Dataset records
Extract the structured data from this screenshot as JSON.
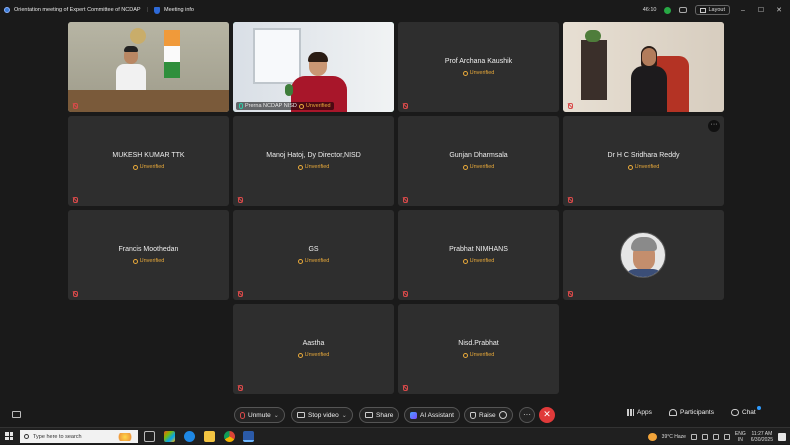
{
  "titlebar": {
    "meeting_title": "Orientation meeting of Expert Committee of NCDAP",
    "meeting_info": "Meeting info",
    "timer": "46:10",
    "layout_label": "Layout"
  },
  "tiles": [
    {
      "name": "",
      "status": "",
      "type": "video-official"
    },
    {
      "name": "Prerna NCDAP NISD",
      "status": "Unverified",
      "type": "video-speaker"
    },
    {
      "name": "Prof Archana Kaushik",
      "status": "Unverified",
      "type": "name"
    },
    {
      "name": "",
      "status": "",
      "type": "video-woman"
    },
    {
      "name": "MUKESH KUMAR TTK",
      "status": "Unverified",
      "type": "name"
    },
    {
      "name": "Manoj Hatoj, Dy Director,NISD",
      "status": "Unverified",
      "type": "name"
    },
    {
      "name": "Gunjan Dharmsala",
      "status": "Unverified",
      "type": "name"
    },
    {
      "name": "Dr H C Sridhara Reddy",
      "status": "Unverified",
      "type": "name"
    },
    {
      "name": "Francis Moothedan",
      "status": "Unverified",
      "type": "name"
    },
    {
      "name": "GS",
      "status": "Unverified",
      "type": "name"
    },
    {
      "name": "Prabhat NIMHANS",
      "status": "Unverified",
      "type": "name"
    },
    {
      "name": "",
      "status": "",
      "type": "avatar"
    },
    {
      "name": "Aastha",
      "status": "Unverified",
      "type": "name"
    },
    {
      "name": "Nisd.Prabhat",
      "status": "Unverified",
      "type": "name"
    }
  ],
  "toolbar": {
    "unmute": "Unmute",
    "stop_video": "Stop video",
    "share": "Share",
    "ai_assistant": "AI Assistant",
    "raise": "Raise",
    "more": "···",
    "end": "✕",
    "apps": "Apps",
    "participants": "Participants",
    "chat": "Chat"
  },
  "taskbar": {
    "search_placeholder": "Type here to search",
    "weather": "39°C  Haze",
    "lang1": "ENG",
    "lang2": "IN",
    "time": "11:27 AM",
    "date": "6/30/2025"
  },
  "colors": {
    "accent_green": "#2fc9a6",
    "unverified": "#e8a93a",
    "end_red": "#e03a3a"
  }
}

**Exercise objective:** The records above are to be reproduced exactly; the pictures are to be left out.

**Written answer:**
Extract the structured data from this screenshot as JSON.
{
  "titlebar": {
    "meeting_title": "Orientation meeting of Expert Committee of NCDAP",
    "meeting_info": "Meeting info",
    "timer": "46:10",
    "layout_label": "Layout"
  },
  "tiles": [
    {
      "name": "",
      "status": "",
      "type": "video-official"
    },
    {
      "name": "Prerna NCDAP NISD",
      "status": "Unverified",
      "type": "video-speaker"
    },
    {
      "name": "Prof Archana Kaushik",
      "status": "Unverified",
      "type": "name"
    },
    {
      "name": "",
      "status": "",
      "type": "video-woman"
    },
    {
      "name": "MUKESH KUMAR TTK",
      "status": "Unverified",
      "type": "name"
    },
    {
      "name": "Manoj Hatoj, Dy Director,NISD",
      "status": "Unverified",
      "type": "name"
    },
    {
      "name": "Gunjan Dharmsala",
      "status": "Unverified",
      "type": "name"
    },
    {
      "name": "Dr H C Sridhara Reddy",
      "status": "Unverified",
      "type": "name"
    },
    {
      "name": "Francis Moothedan",
      "status": "Unverified",
      "type": "name"
    },
    {
      "name": "GS",
      "status": "Unverified",
      "type": "name"
    },
    {
      "name": "Prabhat NIMHANS",
      "status": "Unverified",
      "type": "name"
    },
    {
      "name": "",
      "status": "",
      "type": "avatar"
    },
    {
      "name": "Aastha",
      "status": "Unverified",
      "type": "name"
    },
    {
      "name": "Nisd.Prabhat",
      "status": "Unverified",
      "type": "name"
    }
  ],
  "toolbar": {
    "unmute": "Unmute",
    "stop_video": "Stop video",
    "share": "Share",
    "ai_assistant": "AI Assistant",
    "raise": "Raise",
    "more": "···",
    "end": "✕",
    "apps": "Apps",
    "participants": "Participants",
    "chat": "Chat"
  },
  "taskbar": {
    "search_placeholder": "Type here to search",
    "weather": "39°C  Haze",
    "lang1": "ENG",
    "lang2": "IN",
    "time": "11:27 AM",
    "date": "6/30/2025"
  },
  "colors": {
    "accent_green": "#2fc9a6",
    "unverified": "#e8a93a",
    "end_red": "#e03a3a"
  }
}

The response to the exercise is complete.